Start of Extracted material

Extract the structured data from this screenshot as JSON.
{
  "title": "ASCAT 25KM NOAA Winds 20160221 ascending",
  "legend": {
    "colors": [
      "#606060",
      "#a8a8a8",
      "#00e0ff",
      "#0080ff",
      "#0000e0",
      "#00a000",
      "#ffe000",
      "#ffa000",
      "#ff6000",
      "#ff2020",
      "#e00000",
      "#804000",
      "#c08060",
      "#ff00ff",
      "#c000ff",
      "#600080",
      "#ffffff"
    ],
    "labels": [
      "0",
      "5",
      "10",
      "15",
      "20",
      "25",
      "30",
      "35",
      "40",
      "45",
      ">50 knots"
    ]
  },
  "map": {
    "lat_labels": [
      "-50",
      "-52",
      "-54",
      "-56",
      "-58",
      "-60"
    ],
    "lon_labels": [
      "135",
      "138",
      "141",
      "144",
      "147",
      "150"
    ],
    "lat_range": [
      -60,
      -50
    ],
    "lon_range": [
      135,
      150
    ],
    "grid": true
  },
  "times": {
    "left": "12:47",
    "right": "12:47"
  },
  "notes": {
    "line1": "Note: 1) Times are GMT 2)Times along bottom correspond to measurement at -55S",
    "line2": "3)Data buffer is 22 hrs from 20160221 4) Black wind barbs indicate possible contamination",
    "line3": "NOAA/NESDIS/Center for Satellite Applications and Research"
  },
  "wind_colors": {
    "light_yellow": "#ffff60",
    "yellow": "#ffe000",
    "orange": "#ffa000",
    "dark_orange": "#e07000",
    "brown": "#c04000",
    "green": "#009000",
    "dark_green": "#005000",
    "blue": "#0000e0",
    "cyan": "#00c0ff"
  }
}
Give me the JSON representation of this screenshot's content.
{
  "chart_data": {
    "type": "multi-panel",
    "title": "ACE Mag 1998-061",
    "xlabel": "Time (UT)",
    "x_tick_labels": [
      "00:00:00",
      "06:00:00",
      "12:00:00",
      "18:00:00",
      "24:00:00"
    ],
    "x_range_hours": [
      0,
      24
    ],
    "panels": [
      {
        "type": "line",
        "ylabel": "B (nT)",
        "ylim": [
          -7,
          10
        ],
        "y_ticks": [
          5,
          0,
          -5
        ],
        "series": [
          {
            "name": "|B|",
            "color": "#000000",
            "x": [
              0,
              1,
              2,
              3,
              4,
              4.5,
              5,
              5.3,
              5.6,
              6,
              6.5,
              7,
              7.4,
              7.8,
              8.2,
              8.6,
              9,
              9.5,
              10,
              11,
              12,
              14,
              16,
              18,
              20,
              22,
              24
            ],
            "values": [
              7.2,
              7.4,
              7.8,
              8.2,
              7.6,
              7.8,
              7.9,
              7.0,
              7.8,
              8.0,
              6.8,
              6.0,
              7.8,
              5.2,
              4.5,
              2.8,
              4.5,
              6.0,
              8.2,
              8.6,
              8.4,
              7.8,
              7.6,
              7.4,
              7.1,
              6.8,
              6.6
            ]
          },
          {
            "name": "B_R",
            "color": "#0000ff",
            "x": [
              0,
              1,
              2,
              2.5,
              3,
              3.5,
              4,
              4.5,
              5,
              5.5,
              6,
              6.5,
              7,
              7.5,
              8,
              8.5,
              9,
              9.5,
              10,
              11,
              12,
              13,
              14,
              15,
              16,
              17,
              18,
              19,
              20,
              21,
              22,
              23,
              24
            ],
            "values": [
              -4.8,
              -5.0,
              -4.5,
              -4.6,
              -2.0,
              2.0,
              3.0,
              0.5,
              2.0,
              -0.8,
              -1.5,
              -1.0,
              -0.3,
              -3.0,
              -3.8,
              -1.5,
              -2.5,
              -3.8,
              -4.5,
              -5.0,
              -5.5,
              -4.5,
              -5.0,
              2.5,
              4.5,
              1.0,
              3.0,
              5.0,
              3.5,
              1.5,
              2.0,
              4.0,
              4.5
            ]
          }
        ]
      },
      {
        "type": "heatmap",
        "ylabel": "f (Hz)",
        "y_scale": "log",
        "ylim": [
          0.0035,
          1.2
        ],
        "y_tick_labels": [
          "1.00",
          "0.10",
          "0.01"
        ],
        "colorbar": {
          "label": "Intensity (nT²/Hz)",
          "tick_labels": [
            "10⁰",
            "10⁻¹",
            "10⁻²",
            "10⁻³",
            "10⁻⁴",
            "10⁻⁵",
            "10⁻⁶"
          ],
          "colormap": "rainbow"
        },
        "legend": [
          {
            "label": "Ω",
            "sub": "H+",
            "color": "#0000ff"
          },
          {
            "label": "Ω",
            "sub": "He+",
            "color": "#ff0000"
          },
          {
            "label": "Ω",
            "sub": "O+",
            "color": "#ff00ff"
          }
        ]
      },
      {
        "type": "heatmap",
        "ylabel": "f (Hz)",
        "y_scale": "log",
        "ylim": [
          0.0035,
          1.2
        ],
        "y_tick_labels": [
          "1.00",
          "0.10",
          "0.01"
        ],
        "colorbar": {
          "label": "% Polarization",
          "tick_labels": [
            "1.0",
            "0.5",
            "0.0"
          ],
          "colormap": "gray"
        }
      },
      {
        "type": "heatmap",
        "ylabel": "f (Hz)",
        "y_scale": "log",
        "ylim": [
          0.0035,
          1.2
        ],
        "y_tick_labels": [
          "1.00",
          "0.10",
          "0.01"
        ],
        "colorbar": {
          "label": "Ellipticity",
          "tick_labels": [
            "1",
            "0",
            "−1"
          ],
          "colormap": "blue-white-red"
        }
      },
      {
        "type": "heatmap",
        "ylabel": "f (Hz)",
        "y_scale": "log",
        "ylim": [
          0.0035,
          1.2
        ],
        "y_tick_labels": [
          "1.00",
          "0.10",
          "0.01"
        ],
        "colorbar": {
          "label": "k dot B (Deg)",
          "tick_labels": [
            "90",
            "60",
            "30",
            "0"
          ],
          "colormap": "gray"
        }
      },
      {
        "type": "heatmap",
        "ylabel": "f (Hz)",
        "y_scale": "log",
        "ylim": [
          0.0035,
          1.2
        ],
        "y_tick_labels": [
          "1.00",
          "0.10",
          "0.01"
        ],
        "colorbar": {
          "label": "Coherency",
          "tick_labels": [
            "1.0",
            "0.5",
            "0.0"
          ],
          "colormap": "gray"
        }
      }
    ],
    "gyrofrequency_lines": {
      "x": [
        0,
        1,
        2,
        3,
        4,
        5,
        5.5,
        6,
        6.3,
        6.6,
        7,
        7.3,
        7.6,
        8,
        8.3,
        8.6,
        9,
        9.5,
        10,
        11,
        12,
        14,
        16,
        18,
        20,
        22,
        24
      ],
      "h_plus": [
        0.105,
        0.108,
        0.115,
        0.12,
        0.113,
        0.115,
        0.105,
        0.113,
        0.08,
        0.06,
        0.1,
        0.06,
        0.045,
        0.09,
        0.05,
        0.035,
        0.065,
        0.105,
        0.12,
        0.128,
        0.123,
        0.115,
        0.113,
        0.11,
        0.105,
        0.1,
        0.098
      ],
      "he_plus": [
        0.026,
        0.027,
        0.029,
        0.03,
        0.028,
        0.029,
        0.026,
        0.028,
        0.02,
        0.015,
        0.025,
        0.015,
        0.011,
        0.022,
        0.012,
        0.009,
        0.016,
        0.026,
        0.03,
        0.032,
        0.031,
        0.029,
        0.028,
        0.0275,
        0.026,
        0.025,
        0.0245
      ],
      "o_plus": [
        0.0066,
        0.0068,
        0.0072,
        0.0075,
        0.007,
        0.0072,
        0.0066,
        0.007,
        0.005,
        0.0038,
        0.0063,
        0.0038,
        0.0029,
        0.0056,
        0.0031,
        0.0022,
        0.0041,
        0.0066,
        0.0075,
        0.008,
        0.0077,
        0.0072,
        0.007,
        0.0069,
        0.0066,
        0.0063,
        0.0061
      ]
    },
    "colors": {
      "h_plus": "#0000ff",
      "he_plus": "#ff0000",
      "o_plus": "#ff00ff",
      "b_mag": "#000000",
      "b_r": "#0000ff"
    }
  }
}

End of Extracted material

Pull out every line of the records that includes the string "from".

Extract the structured data from this screenshot as JSON.
    "line2": "3)Data buffer is 22 hrs from 20160221 4) Black wind barbs indicate possible contamination",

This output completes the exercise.